- **The problem**
Locate each line below that includes "xlabel" and reproduce it.

- **Material for the task**

START

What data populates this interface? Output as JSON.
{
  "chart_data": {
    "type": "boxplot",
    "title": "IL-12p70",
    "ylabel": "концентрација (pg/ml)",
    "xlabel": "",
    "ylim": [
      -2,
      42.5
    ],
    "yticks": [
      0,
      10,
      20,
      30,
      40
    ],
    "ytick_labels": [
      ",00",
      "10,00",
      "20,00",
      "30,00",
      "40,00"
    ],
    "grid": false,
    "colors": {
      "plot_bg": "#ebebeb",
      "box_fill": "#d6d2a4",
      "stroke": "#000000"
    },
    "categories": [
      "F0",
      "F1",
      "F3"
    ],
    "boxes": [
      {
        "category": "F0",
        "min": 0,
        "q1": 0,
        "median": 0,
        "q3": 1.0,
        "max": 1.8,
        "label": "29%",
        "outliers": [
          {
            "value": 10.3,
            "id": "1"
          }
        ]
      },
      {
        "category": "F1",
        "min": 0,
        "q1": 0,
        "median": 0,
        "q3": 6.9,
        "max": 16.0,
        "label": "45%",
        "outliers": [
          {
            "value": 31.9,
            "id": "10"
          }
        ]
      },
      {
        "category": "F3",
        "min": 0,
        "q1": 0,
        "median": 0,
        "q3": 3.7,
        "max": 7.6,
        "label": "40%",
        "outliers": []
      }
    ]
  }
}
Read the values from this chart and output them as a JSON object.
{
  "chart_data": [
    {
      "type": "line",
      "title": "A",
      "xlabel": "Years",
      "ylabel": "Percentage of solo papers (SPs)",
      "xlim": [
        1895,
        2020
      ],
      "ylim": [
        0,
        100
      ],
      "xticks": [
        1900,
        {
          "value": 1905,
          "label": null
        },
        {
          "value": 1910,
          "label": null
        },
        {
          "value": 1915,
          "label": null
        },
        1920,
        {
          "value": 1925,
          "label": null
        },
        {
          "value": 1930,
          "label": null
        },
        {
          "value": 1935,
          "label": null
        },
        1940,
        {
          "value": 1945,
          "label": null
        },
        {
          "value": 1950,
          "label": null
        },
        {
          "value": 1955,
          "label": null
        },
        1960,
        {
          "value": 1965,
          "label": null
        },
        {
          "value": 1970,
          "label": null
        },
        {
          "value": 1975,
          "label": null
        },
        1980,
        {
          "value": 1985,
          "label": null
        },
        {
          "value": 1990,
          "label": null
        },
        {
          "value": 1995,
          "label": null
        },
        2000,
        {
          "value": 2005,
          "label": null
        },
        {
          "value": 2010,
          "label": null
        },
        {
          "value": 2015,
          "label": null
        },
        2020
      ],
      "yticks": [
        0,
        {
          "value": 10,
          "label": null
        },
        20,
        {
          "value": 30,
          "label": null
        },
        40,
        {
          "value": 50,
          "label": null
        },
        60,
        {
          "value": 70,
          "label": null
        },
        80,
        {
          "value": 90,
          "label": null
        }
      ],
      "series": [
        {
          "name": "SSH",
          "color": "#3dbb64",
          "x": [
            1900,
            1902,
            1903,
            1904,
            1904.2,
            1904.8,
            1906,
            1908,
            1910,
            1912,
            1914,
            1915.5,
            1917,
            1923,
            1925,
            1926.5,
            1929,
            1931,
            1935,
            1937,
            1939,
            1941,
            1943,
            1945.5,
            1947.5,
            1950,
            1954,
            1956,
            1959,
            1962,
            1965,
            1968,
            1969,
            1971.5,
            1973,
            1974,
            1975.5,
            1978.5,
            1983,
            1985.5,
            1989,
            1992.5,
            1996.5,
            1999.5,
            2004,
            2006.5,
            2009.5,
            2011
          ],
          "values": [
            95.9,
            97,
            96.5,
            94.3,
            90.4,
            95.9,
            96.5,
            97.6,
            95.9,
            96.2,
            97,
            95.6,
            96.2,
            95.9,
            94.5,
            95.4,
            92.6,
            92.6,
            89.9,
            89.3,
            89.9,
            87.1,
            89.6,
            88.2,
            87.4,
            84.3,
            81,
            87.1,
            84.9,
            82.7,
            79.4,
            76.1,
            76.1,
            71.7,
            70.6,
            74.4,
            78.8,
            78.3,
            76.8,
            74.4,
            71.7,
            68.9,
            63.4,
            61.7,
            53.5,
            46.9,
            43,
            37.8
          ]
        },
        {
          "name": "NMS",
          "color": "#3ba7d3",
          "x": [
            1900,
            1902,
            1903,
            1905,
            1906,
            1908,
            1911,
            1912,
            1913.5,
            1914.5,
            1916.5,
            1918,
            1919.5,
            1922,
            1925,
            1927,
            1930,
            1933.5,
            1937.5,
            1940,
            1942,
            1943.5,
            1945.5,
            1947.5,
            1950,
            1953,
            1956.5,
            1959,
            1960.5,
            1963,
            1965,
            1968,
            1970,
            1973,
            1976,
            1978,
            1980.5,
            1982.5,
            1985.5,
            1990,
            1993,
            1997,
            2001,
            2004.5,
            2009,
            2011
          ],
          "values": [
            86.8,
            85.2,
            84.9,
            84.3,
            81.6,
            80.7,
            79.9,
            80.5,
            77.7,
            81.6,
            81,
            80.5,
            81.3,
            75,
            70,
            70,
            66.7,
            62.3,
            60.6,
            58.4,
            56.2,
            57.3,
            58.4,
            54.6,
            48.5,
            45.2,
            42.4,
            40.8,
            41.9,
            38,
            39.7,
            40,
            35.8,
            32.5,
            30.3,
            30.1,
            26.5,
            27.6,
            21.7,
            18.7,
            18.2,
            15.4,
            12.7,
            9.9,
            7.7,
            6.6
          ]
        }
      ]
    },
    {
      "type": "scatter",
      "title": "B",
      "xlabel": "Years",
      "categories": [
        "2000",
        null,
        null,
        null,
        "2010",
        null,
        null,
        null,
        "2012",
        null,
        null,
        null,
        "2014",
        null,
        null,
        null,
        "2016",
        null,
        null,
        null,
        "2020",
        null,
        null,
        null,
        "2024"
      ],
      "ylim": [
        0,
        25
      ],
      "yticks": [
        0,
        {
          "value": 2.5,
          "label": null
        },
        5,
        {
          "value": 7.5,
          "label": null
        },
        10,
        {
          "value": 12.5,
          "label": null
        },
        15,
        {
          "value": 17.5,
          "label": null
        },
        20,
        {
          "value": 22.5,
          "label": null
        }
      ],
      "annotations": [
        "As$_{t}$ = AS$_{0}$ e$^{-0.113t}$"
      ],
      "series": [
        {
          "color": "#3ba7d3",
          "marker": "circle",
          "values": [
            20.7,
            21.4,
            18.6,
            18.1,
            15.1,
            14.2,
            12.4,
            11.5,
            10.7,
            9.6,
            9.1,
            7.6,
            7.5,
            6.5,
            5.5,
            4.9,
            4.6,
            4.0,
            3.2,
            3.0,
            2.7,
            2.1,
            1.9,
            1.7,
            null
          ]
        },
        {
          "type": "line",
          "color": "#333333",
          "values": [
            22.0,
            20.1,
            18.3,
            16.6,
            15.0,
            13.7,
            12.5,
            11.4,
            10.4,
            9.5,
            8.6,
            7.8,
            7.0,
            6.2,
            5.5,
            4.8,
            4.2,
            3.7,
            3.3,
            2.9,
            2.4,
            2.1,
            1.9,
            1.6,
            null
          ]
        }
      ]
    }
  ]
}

END
START

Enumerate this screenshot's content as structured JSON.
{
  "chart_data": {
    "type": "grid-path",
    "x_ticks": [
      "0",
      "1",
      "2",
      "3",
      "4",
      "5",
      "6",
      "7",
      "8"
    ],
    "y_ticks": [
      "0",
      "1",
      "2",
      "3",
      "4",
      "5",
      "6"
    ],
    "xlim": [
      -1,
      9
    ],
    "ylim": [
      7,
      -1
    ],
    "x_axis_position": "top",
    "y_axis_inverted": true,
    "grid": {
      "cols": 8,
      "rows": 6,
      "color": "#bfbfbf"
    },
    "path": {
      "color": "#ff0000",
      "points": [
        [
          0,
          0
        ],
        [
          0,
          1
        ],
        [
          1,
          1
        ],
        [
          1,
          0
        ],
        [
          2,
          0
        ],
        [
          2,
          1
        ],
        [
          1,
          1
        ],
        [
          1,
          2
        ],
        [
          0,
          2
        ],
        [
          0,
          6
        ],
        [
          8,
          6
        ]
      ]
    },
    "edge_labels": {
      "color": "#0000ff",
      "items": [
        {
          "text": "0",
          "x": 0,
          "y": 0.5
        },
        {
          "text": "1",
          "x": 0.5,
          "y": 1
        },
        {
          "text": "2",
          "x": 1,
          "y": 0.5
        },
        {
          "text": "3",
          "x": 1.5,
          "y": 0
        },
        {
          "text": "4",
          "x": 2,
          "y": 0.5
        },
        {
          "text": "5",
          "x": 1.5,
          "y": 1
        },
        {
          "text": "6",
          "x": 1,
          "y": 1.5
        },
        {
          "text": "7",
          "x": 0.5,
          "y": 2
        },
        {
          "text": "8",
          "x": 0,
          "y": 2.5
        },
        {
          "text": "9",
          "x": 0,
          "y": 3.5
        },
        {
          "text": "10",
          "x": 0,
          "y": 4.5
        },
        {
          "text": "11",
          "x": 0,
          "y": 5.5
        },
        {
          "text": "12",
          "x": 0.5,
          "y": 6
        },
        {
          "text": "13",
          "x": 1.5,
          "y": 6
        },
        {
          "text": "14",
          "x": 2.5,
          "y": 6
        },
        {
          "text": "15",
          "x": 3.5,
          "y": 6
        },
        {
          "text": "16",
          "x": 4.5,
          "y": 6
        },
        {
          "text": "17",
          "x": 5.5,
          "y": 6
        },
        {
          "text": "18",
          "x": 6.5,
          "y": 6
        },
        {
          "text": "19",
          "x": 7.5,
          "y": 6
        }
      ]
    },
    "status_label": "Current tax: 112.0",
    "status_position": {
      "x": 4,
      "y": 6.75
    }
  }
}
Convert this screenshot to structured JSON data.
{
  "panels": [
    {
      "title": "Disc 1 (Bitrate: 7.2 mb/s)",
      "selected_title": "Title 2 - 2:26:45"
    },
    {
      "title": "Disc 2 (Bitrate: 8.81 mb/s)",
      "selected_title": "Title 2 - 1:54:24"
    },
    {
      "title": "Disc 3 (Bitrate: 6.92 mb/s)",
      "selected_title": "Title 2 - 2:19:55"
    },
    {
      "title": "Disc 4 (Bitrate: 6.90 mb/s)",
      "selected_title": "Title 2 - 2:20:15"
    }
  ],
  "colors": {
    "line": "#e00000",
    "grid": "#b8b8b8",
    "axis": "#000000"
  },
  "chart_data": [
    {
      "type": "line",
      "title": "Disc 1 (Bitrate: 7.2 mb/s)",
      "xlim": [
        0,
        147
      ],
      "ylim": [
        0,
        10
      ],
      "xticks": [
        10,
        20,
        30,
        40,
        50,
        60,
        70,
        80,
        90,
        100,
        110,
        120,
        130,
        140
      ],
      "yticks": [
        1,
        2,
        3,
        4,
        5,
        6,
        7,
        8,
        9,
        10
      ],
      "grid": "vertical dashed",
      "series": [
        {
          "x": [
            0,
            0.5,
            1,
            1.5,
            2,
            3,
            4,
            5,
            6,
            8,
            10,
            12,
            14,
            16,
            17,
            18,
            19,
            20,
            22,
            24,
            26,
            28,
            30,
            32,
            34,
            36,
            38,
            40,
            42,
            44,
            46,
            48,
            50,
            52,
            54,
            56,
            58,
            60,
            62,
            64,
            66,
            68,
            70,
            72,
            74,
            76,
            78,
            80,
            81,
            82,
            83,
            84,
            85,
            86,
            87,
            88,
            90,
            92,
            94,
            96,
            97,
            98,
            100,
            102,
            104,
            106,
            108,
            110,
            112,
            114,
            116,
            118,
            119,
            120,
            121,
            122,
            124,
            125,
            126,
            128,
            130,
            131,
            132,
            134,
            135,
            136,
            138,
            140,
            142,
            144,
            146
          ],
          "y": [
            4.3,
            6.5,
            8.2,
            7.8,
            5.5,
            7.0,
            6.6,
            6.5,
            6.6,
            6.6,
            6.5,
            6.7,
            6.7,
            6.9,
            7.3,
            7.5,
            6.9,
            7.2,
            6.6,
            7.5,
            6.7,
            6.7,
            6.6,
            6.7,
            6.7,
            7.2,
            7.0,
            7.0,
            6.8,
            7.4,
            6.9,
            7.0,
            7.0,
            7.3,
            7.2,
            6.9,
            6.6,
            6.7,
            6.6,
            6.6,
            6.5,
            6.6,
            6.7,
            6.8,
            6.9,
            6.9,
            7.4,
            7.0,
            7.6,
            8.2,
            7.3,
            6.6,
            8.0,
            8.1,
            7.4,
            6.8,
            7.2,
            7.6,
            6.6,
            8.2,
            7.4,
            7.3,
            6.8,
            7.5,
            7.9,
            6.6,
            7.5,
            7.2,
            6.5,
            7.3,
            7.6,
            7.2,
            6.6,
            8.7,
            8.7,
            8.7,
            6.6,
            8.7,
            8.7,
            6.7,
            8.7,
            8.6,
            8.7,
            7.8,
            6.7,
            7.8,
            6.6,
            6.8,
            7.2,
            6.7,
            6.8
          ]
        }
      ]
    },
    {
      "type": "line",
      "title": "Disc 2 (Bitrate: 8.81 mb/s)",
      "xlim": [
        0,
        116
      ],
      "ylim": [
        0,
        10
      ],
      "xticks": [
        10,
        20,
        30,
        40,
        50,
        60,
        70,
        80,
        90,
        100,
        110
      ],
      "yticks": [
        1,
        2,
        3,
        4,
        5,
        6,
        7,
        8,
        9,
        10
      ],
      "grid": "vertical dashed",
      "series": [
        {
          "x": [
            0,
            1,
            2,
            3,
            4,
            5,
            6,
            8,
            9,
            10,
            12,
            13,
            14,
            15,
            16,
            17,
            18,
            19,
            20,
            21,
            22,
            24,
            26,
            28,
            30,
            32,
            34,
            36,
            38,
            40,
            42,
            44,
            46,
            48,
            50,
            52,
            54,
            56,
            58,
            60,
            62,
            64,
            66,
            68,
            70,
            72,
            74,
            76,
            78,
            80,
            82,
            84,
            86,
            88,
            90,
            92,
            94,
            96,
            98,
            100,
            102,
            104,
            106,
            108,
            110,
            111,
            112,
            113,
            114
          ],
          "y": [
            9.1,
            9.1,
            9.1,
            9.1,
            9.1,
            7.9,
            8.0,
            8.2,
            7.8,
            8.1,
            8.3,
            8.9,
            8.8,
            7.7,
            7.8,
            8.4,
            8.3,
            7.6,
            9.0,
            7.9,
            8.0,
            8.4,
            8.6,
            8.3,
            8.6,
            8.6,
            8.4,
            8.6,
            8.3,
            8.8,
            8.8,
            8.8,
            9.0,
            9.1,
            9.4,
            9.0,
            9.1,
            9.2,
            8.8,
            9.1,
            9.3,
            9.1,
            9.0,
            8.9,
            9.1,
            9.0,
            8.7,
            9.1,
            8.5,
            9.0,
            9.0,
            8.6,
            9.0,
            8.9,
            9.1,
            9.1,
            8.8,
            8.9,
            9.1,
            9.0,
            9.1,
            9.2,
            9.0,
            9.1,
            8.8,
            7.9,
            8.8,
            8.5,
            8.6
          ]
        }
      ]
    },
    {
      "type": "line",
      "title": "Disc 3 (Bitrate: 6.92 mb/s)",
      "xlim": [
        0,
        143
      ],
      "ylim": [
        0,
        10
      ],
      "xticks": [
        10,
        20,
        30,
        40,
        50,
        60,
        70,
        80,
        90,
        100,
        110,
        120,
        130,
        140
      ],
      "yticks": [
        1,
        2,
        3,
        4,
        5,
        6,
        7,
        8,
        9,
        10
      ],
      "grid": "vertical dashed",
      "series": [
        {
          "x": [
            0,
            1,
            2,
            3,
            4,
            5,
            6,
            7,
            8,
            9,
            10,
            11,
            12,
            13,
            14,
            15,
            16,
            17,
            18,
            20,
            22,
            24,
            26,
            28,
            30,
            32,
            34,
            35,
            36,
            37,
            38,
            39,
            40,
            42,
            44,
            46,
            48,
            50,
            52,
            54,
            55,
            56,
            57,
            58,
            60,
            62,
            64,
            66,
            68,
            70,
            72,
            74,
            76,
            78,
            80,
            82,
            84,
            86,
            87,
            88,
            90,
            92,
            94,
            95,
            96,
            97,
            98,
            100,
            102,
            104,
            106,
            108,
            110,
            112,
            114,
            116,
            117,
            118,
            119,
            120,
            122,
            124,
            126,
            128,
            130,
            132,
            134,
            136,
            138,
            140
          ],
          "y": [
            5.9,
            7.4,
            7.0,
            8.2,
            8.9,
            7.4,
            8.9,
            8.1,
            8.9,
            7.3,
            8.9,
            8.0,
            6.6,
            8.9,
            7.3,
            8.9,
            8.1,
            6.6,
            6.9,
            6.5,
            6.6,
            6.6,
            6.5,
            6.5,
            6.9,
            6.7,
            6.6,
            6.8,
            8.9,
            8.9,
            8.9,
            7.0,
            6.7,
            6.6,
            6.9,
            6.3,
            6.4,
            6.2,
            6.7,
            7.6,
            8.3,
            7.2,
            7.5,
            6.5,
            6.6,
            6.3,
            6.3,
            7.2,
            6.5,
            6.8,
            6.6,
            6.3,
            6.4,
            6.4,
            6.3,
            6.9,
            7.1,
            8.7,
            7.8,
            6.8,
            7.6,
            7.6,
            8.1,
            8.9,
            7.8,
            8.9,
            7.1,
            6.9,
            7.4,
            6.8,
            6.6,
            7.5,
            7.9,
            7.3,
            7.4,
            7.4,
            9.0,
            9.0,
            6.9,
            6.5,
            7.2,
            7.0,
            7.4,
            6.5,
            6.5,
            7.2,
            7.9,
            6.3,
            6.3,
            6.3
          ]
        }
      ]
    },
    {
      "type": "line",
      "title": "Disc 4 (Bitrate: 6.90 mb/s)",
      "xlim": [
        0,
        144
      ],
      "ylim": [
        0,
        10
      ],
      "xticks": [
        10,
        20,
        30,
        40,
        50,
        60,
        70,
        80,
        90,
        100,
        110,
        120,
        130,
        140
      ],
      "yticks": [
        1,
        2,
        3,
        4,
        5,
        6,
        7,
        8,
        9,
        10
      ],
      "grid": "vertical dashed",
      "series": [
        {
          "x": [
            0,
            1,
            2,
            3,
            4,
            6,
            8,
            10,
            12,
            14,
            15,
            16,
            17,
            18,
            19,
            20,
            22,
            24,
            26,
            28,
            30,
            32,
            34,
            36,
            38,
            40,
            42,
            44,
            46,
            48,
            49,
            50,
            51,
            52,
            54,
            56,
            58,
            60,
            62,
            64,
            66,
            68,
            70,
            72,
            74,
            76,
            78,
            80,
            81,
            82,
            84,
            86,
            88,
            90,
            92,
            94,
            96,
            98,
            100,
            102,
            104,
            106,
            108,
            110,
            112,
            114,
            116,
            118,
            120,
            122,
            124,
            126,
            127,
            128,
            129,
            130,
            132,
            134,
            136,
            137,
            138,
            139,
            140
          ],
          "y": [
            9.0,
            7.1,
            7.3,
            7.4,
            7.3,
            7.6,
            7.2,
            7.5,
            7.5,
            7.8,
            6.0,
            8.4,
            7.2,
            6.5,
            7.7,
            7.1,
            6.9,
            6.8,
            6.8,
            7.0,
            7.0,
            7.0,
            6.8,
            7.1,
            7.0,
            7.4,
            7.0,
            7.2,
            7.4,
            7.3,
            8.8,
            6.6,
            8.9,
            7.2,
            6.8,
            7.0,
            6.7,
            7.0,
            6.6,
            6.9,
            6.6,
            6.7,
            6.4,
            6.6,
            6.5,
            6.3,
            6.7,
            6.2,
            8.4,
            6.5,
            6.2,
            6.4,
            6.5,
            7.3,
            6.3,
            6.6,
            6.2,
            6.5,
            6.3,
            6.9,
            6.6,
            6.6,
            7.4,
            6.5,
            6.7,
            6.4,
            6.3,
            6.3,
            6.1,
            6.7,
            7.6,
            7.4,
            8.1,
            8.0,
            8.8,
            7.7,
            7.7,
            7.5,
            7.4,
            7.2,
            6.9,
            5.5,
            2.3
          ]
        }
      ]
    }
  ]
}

END
START

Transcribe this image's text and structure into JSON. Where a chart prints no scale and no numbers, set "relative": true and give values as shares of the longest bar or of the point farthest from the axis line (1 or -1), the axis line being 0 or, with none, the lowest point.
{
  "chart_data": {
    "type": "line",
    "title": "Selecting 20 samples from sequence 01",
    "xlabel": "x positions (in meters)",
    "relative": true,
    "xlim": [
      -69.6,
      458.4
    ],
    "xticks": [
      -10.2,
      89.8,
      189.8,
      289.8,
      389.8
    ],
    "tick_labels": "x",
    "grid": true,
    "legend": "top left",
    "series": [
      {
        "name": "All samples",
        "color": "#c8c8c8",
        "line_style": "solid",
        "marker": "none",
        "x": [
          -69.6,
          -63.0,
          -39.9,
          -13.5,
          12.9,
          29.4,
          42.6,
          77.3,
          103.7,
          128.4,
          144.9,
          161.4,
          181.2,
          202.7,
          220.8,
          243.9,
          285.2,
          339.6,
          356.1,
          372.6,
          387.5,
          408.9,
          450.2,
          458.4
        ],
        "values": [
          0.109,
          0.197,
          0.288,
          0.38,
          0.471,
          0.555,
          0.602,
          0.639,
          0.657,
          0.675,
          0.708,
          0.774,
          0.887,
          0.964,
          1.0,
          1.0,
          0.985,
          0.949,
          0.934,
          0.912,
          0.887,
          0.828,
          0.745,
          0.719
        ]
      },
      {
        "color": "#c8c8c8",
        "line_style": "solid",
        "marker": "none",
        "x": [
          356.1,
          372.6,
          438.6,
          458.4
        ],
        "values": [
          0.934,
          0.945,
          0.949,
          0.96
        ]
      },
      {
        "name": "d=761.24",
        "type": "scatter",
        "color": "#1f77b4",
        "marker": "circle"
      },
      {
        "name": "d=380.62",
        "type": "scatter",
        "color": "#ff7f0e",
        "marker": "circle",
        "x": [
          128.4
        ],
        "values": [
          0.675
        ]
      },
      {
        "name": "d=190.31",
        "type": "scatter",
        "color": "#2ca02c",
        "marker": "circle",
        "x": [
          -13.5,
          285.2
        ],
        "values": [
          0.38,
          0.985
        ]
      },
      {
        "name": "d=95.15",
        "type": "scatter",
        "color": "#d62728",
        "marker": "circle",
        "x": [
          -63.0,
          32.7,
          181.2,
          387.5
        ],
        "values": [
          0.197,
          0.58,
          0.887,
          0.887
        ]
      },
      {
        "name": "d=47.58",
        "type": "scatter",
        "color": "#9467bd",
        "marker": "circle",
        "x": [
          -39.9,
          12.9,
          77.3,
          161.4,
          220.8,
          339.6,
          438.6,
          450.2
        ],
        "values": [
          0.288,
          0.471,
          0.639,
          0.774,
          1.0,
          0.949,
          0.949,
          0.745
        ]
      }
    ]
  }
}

END

- **Complete output**
    "xlabel": "",
      "xlabel": "Years",
      "xlabel": "Years",
    "xlabel": "x positions (in meters)",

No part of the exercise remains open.